::: Data to use :::

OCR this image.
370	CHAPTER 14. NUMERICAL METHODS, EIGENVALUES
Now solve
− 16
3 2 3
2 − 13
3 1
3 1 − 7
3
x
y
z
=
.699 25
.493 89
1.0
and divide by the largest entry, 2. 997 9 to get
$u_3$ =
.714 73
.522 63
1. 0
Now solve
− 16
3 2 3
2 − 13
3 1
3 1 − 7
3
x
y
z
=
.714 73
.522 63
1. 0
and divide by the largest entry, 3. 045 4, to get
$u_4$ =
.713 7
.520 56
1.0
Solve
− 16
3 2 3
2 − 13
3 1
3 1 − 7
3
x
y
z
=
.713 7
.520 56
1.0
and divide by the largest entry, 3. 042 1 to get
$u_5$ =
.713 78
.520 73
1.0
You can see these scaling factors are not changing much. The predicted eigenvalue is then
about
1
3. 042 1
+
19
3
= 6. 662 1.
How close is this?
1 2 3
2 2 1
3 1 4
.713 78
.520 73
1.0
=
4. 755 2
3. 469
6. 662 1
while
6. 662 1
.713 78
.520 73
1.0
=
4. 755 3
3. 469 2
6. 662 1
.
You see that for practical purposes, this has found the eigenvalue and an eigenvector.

:::

## What to produce:
Every entry must be output again, exactly as written above.

## Reply to the task:
OCR this image.
370	CHAPTER 14. NUMERICAL METHODS, EIGENVALUES
Now solve
− 16
3 2 3
2 − 13
3 1
3 1 − 7
3
x
y
z
=
.699 25
.493 89
1.0
and divide by the largest entry, 2. 997 9 to get
$u_3$ =
.714 73
.522 63
1. 0
Now solve
− 16
3 2 3
2 − 13
3 1
3 1 − 7
3
x
y
z
=
.714 73
.522 63
1. 0
and divide by the largest entry, 3. 045 4, to get
$u_4$ =
.713 7
.520 56
1.0
Solve
− 16
3 2 3
2 − 13
3 1
3 1 − 7
3
x
y
z
=
.713 7
.520 56
1.0
and divide by the largest entry, 3. 042 1 to get
$u_5$ =
.713 78
.520 73
1.0
You can see these scaling factors are not changing much. The predicted eigenvalue is then
about
1
3. 042 1
+
19
3
= 6. 662 1.
How close is this?
1 2 3
2 2 1
3 1 4
.713 78
.520 73
1.0
=
4. 755 2
3. 469
6. 662 1
while
6. 662 1
.713 78
.520 73
1.0
=
4. 755 3
3. 469 2
6. 662 1
.
You see that for practical purposes, this has found the eigenvalue and an eigenvector.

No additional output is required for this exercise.